§ **Problem**:
Could you copy, word for word, the lines in the entries below from the one holding "drag-instructions: Drag the" through the one holding "bullet-term: Negative bbox=[64, 105, 107, 117]", both included?

··· Stored records ···

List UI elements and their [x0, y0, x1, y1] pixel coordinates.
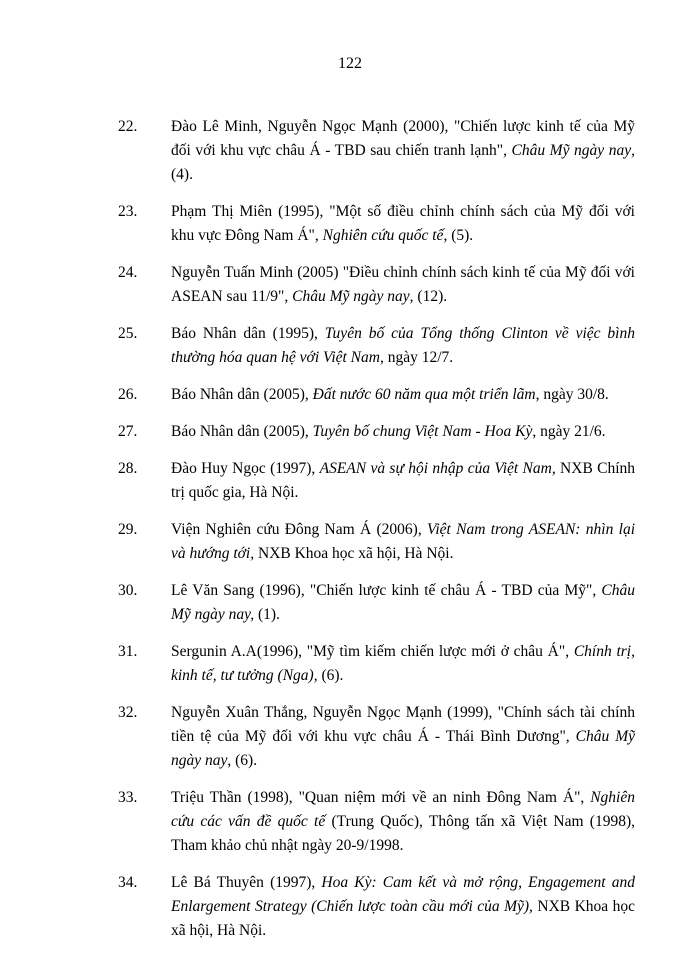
reference-item — [118, 420, 635, 444]
reference-title: Tuyên bố chung Việt Nam - Hoa Kỳ — [312, 423, 533, 440]
reference-text: Lê Bá Thuyên (1997), — [171, 874, 322, 891]
reference-title: Nghiên cứu quốc tế — [322, 227, 444, 244]
reference-item — [118, 786, 635, 858]
reference-title: Châu Mỹ ngày nay — [511, 142, 632, 159]
reference-title: Châu Mỹ ngày nay — [171, 728, 635, 769]
reference-number: 22. — [118, 118, 138, 135]
reference-item — [118, 261, 635, 309]
reference-text: , (4). — [171, 142, 635, 183]
page-number: 122 — [338, 55, 362, 72]
reference-text: NXB Chính trị quốc gia, Hà Nội. — [171, 460, 636, 501]
reference-text: , (6). — [227, 752, 258, 769]
reference-number: 31. — [118, 643, 138, 660]
reference-text: Nguyễn Tuấn Minh (2005) "Điều chỉnh chính sách kinh tế của Mỹ đối với ASEAN sau 11/9", — [171, 264, 635, 305]
reference-text: NXB Khoa học xã hội, Hà Nội. — [254, 545, 454, 562]
reference-text: Đào Huy Ngọc (1997), — [171, 460, 320, 477]
reference-number: 32. — [118, 704, 138, 721]
reference-number: 26. — [118, 386, 138, 403]
reference-number: 23. — [118, 203, 138, 220]
reference-number: 25. — [118, 325, 138, 342]
reference-title: Tuyên bố của Tổng thống Clinton về việc bình thường hóa quan hệ với Việt Nam — [171, 325, 635, 366]
reference-text: , (12). — [409, 288, 448, 305]
reference-item — [118, 701, 635, 773]
reference-title: Nghiên cứu các vấn đề quốc tế — [171, 789, 635, 830]
reference-title: Đất nước 60 năm qua một triển lãm — [312, 386, 536, 403]
reference-title: Hoa Kỳ: Cam kết và mở rộng, Engagement and Enlargement Strategy (Chiến lược toàn cầu mới của Mỹ), — [171, 874, 635, 915]
reference-text: (Trung Quốc), Thông tấn xã Việt Nam (1998), Tham khảo chủ nhật ngày 20-9/1998. — [171, 813, 635, 854]
reference-text: Đào Lê Minh, Nguyễn Ngọc Mạnh (2000), "Chiến lược kinh tế của Mỹ đối với khu vực châu Á - TBD sau chiến tranh lạnh", — [171, 118, 635, 159]
reference-title: Châu Mỹ ngày nay — [292, 288, 410, 305]
reference-item — [118, 640, 635, 688]
reference-text: , ngày 12/7. — [379, 349, 454, 366]
reference-text: Lê Văn Sang (1996), "Chiến lược kinh tế châu Á - TBD của Mỹ", — [171, 582, 602, 599]
reference-text: (1). — [254, 606, 280, 623]
reference-text: , ngày 21/6. — [532, 423, 606, 440]
reference-item — [118, 383, 635, 407]
reference-item — [118, 457, 635, 505]
reference-number: 30. — [118, 582, 138, 599]
reference-text: , (5). — [443, 227, 474, 244]
reference-item — [118, 579, 635, 627]
reference-text: Phạm Thị Miên (1995), "Một số điều chỉnh chính sách của Mỹ đối với khu vực Đông Nam Á", — [171, 203, 635, 244]
reference-text: (6). — [317, 667, 344, 684]
reference-text: Báo Nhân dân (2005), — [171, 386, 313, 403]
reference-text: Triệu Thần (1998), "Quan niệm mới về an ninh Đông Nam Á", — [171, 789, 591, 806]
reference-text: NXB Khoa học xã hội, Hà Nội. — [171, 898, 635, 939]
reference-title: Châu Mỹ ngày nay, — [171, 582, 635, 623]
reference-item — [118, 518, 635, 566]
reference-text: Báo Nhân dân (1995), — [171, 325, 325, 342]
reference-number: 33. — [118, 789, 138, 806]
reference-text: Báo Nhân dân (2005), — [171, 423, 313, 440]
reference-text: Nguyễn Xuân Thắng, Nguyễn Ngọc Mạnh (1999), "Chính sách tài chính tiền tệ của Mỹ đối với khu vực châu Á - Thái Bình Dương", — [171, 704, 635, 745]
reference-item — [118, 115, 635, 187]
reference-text: Viện Nghiên cứu Đông Nam Á (2006), — [171, 521, 428, 538]
reference-title: ASEAN và sự hội nhập của Việt Nam, — [319, 460, 556, 477]
reference-number: 34. — [118, 874, 138, 891]
reference-number: 28. — [118, 460, 138, 477]
reference-number: 27. — [118, 423, 138, 440]
reference-list — [118, 115, 635, 956]
reference-item — [118, 200, 635, 248]
reference-item — [118, 871, 635, 943]
reference-text: , ngày 30/8. — [535, 386, 609, 403]
reference-title: Việt Nam trong ASEAN: nhìn lại và hướng tới, — [171, 521, 635, 562]
reference-number: 24. — [118, 264, 138, 281]
reference-item — [118, 322, 635, 370]
reference-text: Sergunin A.A(1996), "Mỹ tìm kiếm chiến lược mới ở châu Á", — [171, 643, 574, 660]
reference-title: Chính trị, kinh tế, tư tưởng (Nga), — [171, 643, 635, 684]
reference-number: 29. — [118, 521, 138, 538]
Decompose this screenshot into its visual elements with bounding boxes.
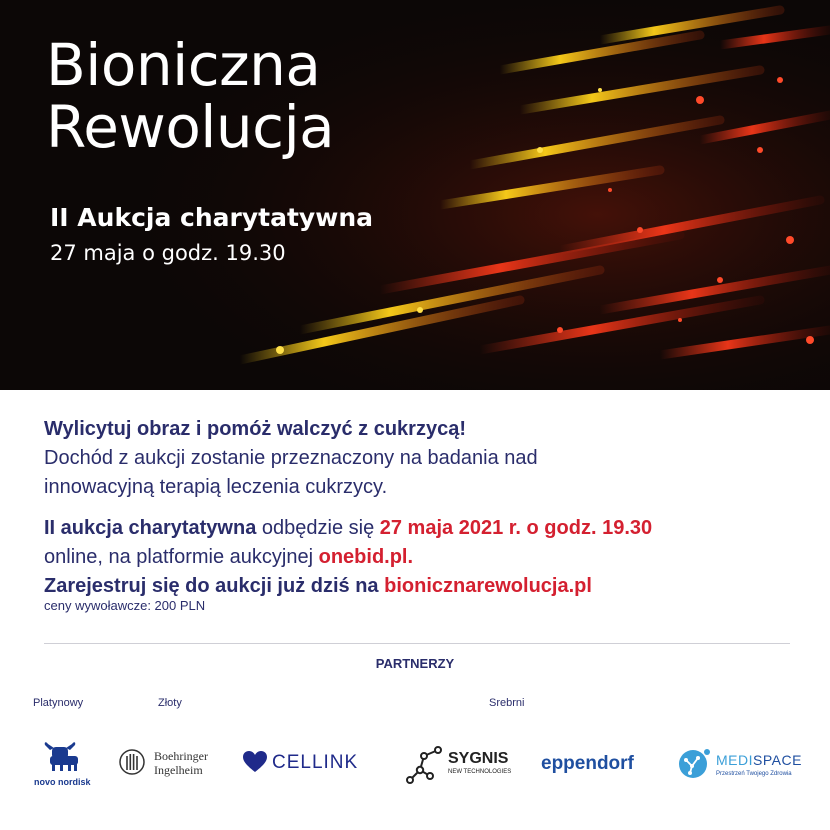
medispace-subtext: Przestrzeń Twojego Zdrowia — [716, 771, 792, 777]
description-line3: innowacyjną terapią leczenia cukrzycy. — [44, 476, 388, 498]
hero-title-line1: Bioniczna — [46, 31, 321, 99]
medispace-text-a: MEDI — [716, 752, 753, 768]
tier-gold: Złoty — [158, 697, 182, 709]
boehringer-icon — [118, 748, 146, 776]
tier-platinum: Platynowy — [33, 697, 84, 709]
platform-link[interactable]: onebid.pl. — [318, 546, 414, 568]
hero-subtitle: II Aukcja charytatywna — [50, 203, 373, 232]
tier-silver: Srebrni — [489, 697, 525, 709]
platform-info — [44, 543, 804, 572]
sygnis-text: SYGNIS — [448, 750, 509, 767]
medispace-logo — [676, 746, 806, 786]
sygnis-logo — [404, 744, 514, 788]
hero-banner — [0, 0, 830, 390]
novo-label: novo nordisk — [34, 777, 91, 787]
price-note: ceny wywoławcze: 200 PLN — [44, 598, 206, 613]
novo-nordisk-logo — [34, 738, 98, 787]
cellink-text: CELLINK — [272, 752, 359, 773]
partners-title: PARTNERZY — [375, 656, 455, 671]
cellink-logo — [242, 750, 382, 776]
description-line2: Dochód z aukcji zostanie przeznaczony na badania nad — [44, 447, 538, 469]
heart-icon — [242, 750, 268, 774]
hero-title — [46, 31, 335, 161]
boehringer-line2: Ingelheim — [154, 763, 203, 777]
medispace-text — [716, 752, 802, 768]
auction-info — [44, 514, 804, 543]
medispace-text-b: SPACE — [753, 752, 802, 768]
description — [44, 415, 804, 601]
register-info — [44, 572, 804, 601]
auction-name: II aukcja charytatywna — [44, 517, 257, 539]
medispace-icon — [676, 746, 712, 782]
boehringer-text — [154, 749, 208, 777]
register-text: Zarejestruj się do aukcji już dziś na — [44, 575, 385, 597]
molecule-icon — [404, 744, 446, 786]
register-link[interactable]: bionicznarewolucja.pl — [384, 575, 592, 597]
boehringer-line1: Boehringer — [154, 749, 208, 763]
boehringer-logo — [118, 748, 218, 780]
headline: Wylicytuj obraz i pomóż walczyć z cukrzycą! — [44, 418, 466, 440]
sygnis-subtext: NEW TECHNOLOGIES — [448, 769, 512, 775]
hero-title-line2: Rewolucja — [46, 93, 335, 161]
divider — [44, 643, 790, 644]
eppendorf-logo: eppendorf — [541, 753, 634, 774]
auction-date: 27 maja 2021 r. o godz. 19.30 — [379, 517, 653, 539]
auction-mid: odbędzie się — [256, 517, 380, 539]
novo-bull-icon — [34, 738, 98, 772]
hero-date: 27 maja o godz. 19.30 — [50, 241, 286, 265]
online-text: online, na platformie aukcyjnej — [44, 546, 319, 568]
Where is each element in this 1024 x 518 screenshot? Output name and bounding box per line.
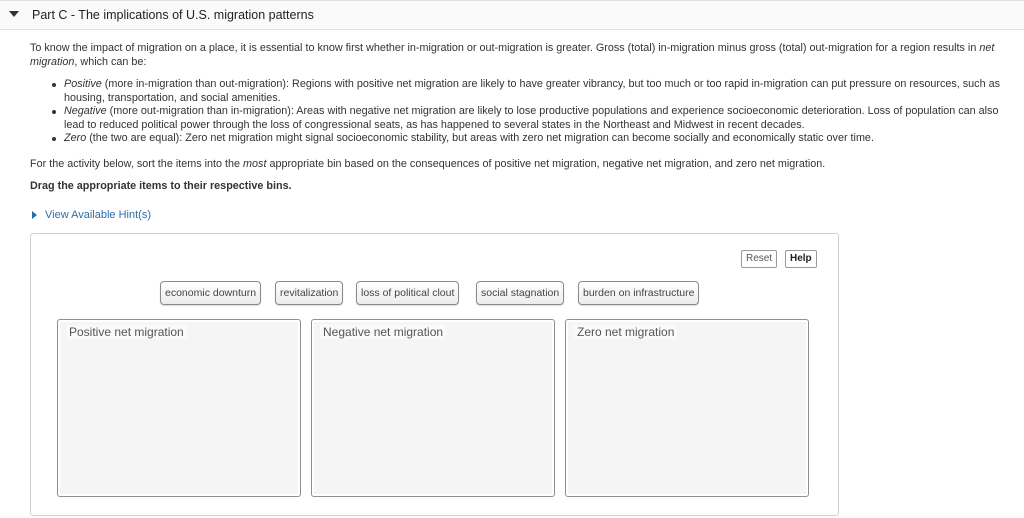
drag-instructions: Drag the appropriate items to their respective bins. bbox=[30, 180, 292, 192]
sort-emphasis: most bbox=[243, 157, 267, 170]
draggable-item-social-stagnation[interactable]: social stagnation bbox=[476, 281, 564, 305]
bin-label: Zero net migration bbox=[574, 325, 677, 339]
bullet-term: Negative bbox=[64, 105, 107, 117]
draggable-item-burden-on-infrastructure[interactable]: burden on infrastructure bbox=[578, 281, 699, 305]
help-button[interactable]: Help bbox=[785, 250, 817, 268]
draggable-item-loss-of-political-clout[interactable]: loss of political clout bbox=[356, 281, 459, 305]
bullet-term: Zero bbox=[64, 132, 87, 144]
bin-positive-net-migration[interactable] bbox=[57, 319, 301, 497]
sort-text-start: For the activity below, sort the items into the bbox=[30, 157, 244, 170]
reset-button[interactable]: Reset bbox=[741, 250, 777, 268]
hint-label: View Available Hint(s) bbox=[45, 209, 151, 221]
bullet-text: (more out-migration than in-migration): Areas with negative net migration are likely to lose productive populations and experience socioeconomic deterioration. Loss of population can also lead to reduced political power through the loss of congressional seats, as has happened to several states in the Northeast and Midwest in recent decades. bbox=[64, 105, 999, 131]
draggable-item-economic-downturn[interactable]: economic downturn bbox=[160, 281, 261, 305]
view-hints-link[interactable] bbox=[32, 209, 151, 221]
net-migration-list bbox=[30, 78, 1010, 146]
list-item-negative bbox=[30, 105, 1010, 132]
intro-text-start: To know the impact of migration on a place, it is essential to know first whether in-migration or out-migration is greater. Gross (total) in-migration minus gross (total) out-migration for a region results in bbox=[30, 42, 980, 54]
intro-paragraph bbox=[30, 42, 1010, 69]
sort-instructions bbox=[30, 158, 1010, 172]
draggable-item-revitalization[interactable]: revitalization bbox=[275, 281, 343, 305]
bin-zero-net-migration[interactable] bbox=[565, 319, 809, 497]
part-header[interactable] bbox=[0, 0, 1024, 30]
bin-label: Positive net migration bbox=[66, 325, 187, 339]
intro-text-end: , which can be: bbox=[74, 55, 147, 68]
bullet-term: Positive bbox=[64, 78, 102, 90]
bullet-text: (more in-migration than out-migration): Regions with positive net migration are likely to have greater vibrancy, but too much or too rapid in-migration can put pressure on resources, such as housing, transportation, and social amenities. bbox=[64, 78, 1000, 104]
expand-triangle-icon bbox=[32, 211, 37, 219]
question-body bbox=[30, 42, 1010, 194]
list-item-zero bbox=[30, 132, 1010, 146]
collapse-triangle-icon[interactable] bbox=[9, 11, 19, 17]
intro-term: net migration bbox=[30, 42, 995, 68]
sort-text-end: appropriate bin based on the consequences of positive net migration, negative net migration, and zero net migration. bbox=[266, 157, 826, 170]
bin-label: Negative net migration bbox=[320, 325, 446, 339]
part-title: Part C - The implications of U.S. migration patterns bbox=[32, 8, 314, 22]
drag-and-drop-panel bbox=[30, 233, 839, 516]
list-item-positive bbox=[30, 78, 1010, 105]
bullet-text: (the two are equal): Zero net migration might signal socioeconomic stability, but areas with zero net migration can become socially and economically static over time. bbox=[86, 132, 874, 144]
bin-negative-net-migration[interactable] bbox=[311, 319, 555, 497]
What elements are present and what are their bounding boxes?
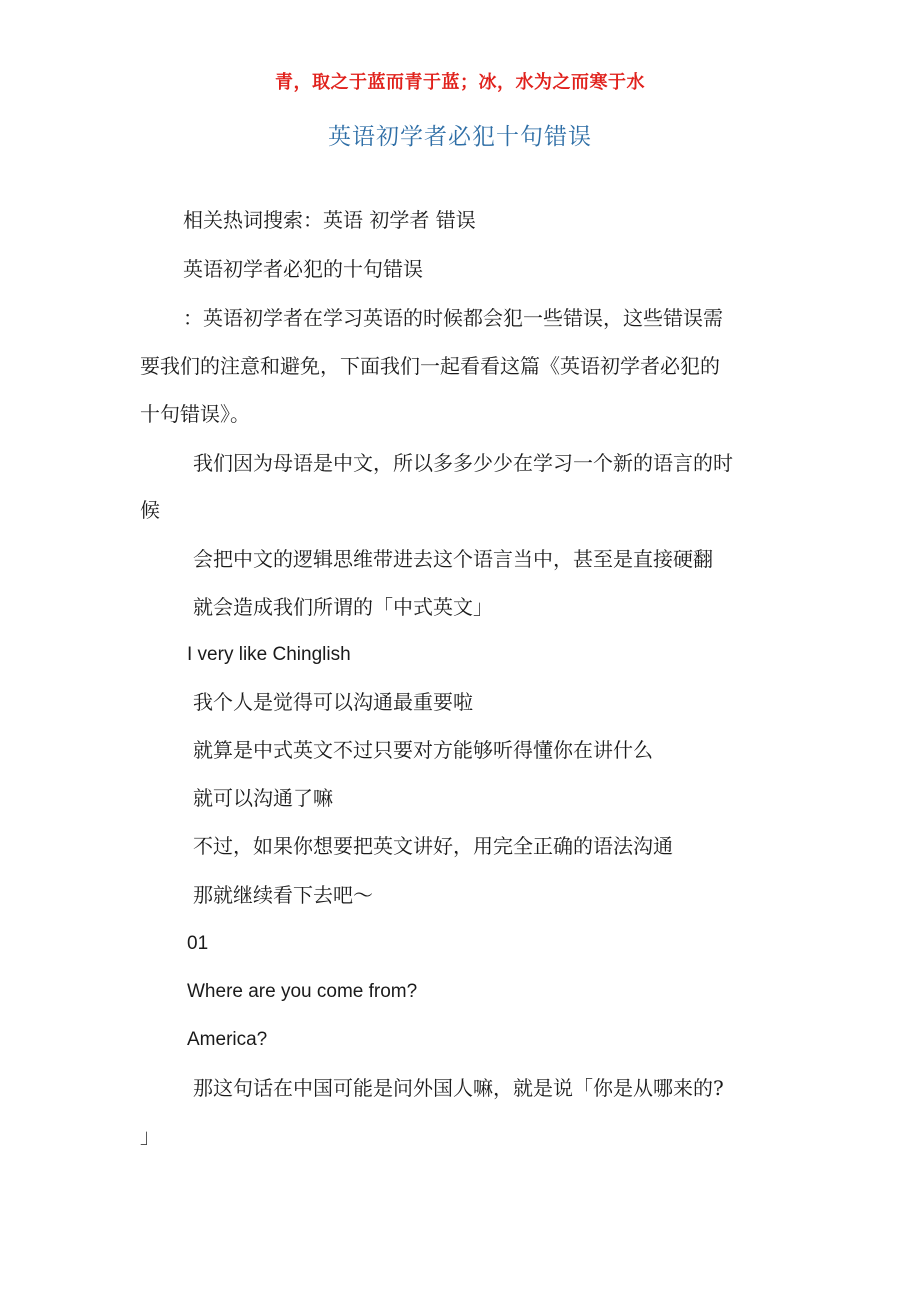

···

§ **Finished exercise**:
drag-instructions: Drag the appropriate items to their respective bins. bbox=[30, 180, 292, 192]
sort-emphasis: most bbox=[243, 157, 267, 170]
draggable-item-social-stagnation[interactable]: social stagnation bbox=[476, 281, 564, 305]
bin-label: Zero net migration bbox=[574, 325, 677, 339]
bullet-term: Negative bbox=[64, 105, 107, 117]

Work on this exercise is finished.